***** GIVEN DATA

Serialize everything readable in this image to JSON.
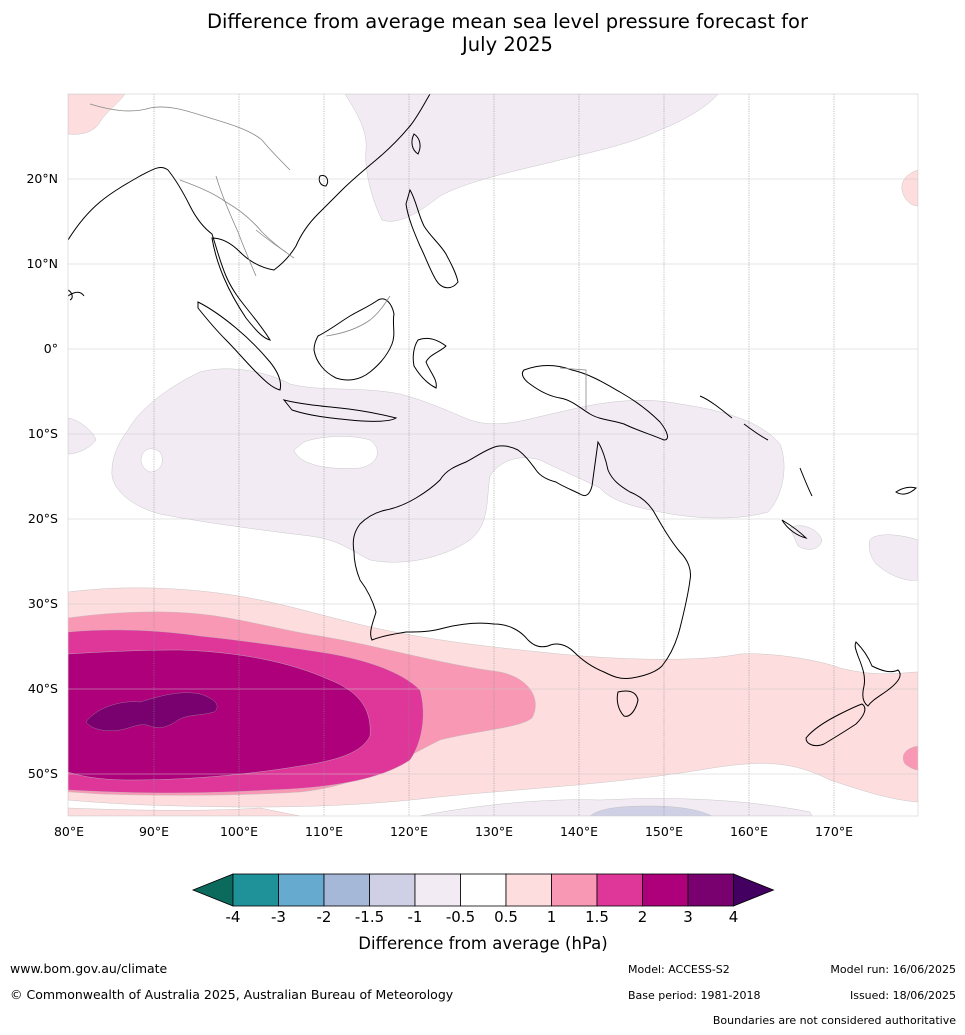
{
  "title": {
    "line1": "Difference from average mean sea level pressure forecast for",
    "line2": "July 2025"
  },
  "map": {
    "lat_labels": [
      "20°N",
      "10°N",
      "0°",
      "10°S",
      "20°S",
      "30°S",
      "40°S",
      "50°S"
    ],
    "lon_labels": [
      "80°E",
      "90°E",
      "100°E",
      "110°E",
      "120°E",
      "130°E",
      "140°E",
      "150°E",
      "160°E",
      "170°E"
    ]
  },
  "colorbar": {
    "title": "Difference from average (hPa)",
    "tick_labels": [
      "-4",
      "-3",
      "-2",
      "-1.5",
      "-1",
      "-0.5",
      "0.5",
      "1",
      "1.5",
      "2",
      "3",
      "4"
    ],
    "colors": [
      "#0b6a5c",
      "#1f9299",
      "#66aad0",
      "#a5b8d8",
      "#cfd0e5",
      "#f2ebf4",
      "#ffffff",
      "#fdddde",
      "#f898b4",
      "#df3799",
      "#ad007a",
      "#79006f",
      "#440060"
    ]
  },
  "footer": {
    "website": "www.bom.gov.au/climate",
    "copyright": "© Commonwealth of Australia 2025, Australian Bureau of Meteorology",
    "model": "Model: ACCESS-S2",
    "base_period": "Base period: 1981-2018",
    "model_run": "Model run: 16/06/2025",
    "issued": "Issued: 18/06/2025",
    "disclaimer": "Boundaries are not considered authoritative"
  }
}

**********

--- TASK PROMPT ---
Omit every image. Quote each record exactly.

--- EXERCISE SOLUTION ---
Serialize everything readable in this image to JSON.
{
  "title": {
    "line1": "Difference from average mean sea level pressure forecast for",
    "line2": "July 2025"
  },
  "map": {
    "lat_labels": [
      "20°N",
      "10°N",
      "0°",
      "10°S",
      "20°S",
      "30°S",
      "40°S",
      "50°S"
    ],
    "lon_labels": [
      "80°E",
      "90°E",
      "100°E",
      "110°E",
      "120°E",
      "130°E",
      "140°E",
      "150°E",
      "160°E",
      "170°E"
    ]
  },
  "colorbar": {
    "title": "Difference from average (hPa)",
    "tick_labels": [
      "-4",
      "-3",
      "-2",
      "-1.5",
      "-1",
      "-0.5",
      "0.5",
      "1",
      "1.5",
      "2",
      "3",
      "4"
    ],
    "colors": [
      "#0b6a5c",
      "#1f9299",
      "#66aad0",
      "#a5b8d8",
      "#cfd0e5",
      "#f2ebf4",
      "#ffffff",
      "#fdddde",
      "#f898b4",
      "#df3799",
      "#ad007a",
      "#79006f",
      "#440060"
    ]
  },
  "footer": {
    "website": "www.bom.gov.au/climate",
    "copyright": "© Commonwealth of Australia 2025, Australian Bureau of Meteorology",
    "model": "Model: ACCESS-S2",
    "base_period": "Base period: 1981-2018",
    "model_run": "Model run: 16/06/2025",
    "issued": "Issued: 18/06/2025",
    "disclaimer": "Boundaries are not considered authoritative"
  }
}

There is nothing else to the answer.